··· EXTRACTED ENTRIES
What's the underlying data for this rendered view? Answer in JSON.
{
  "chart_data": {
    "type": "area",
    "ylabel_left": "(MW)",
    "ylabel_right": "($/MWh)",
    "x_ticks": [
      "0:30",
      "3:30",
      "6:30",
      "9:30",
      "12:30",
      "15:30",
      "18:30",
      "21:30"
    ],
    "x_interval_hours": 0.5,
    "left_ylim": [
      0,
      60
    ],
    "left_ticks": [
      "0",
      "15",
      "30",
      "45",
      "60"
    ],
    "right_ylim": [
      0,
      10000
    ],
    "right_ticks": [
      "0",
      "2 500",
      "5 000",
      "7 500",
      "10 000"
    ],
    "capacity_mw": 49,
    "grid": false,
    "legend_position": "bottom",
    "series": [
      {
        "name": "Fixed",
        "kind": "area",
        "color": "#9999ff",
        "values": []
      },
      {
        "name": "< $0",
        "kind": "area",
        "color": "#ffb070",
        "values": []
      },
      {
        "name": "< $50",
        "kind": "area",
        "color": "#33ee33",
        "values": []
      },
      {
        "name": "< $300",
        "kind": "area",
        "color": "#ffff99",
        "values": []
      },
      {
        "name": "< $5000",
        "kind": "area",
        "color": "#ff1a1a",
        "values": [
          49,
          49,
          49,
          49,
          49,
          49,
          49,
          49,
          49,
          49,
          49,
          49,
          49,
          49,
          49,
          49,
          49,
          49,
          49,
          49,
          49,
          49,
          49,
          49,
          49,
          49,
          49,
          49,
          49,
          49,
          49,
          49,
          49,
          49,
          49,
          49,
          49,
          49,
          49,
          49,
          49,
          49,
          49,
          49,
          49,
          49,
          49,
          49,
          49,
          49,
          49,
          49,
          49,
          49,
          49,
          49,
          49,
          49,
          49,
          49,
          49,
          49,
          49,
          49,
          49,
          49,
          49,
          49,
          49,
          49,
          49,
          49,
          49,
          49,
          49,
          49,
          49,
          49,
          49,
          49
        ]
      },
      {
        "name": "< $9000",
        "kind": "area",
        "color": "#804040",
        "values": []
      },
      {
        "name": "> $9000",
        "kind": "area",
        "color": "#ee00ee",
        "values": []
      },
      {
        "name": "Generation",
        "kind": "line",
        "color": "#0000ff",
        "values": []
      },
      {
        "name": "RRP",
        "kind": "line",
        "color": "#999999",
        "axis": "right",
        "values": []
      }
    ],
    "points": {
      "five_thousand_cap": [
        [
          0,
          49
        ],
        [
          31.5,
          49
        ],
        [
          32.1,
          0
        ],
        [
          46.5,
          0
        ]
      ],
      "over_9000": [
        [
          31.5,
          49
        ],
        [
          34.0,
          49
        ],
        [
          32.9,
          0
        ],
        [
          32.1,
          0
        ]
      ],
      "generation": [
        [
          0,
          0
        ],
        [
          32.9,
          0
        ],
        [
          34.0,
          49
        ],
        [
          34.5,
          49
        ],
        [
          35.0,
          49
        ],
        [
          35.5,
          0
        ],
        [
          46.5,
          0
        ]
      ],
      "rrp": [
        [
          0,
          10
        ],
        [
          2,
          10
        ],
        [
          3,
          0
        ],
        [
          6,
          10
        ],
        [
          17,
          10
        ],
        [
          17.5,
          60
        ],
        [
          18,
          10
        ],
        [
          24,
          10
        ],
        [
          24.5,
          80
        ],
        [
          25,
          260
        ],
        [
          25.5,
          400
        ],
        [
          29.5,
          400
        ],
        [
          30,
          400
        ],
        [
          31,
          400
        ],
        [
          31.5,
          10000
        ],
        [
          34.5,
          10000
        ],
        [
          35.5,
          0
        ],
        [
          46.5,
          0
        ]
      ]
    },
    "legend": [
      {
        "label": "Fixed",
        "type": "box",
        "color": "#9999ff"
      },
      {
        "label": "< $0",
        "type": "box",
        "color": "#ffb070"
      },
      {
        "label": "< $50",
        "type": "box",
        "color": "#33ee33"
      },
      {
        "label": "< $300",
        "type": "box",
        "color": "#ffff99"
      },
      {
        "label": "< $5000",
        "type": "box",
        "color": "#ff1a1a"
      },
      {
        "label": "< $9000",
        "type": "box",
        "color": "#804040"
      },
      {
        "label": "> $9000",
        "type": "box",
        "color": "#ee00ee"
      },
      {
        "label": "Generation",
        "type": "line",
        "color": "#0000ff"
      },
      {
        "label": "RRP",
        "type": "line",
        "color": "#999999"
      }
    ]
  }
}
······
GIVEN REQUEST - Identify the lines that hold the word "name". Copy every one of them.

TASK OUTPUT -
        "name": "Fixed",
        "name": "< $0",
        "name": "< $50",
        "name": "< $300",
        "name": "< $5000",
        "name": "< $9000",
        "name": "> $9000",
        "name": "Generation",
        "name": "RRP",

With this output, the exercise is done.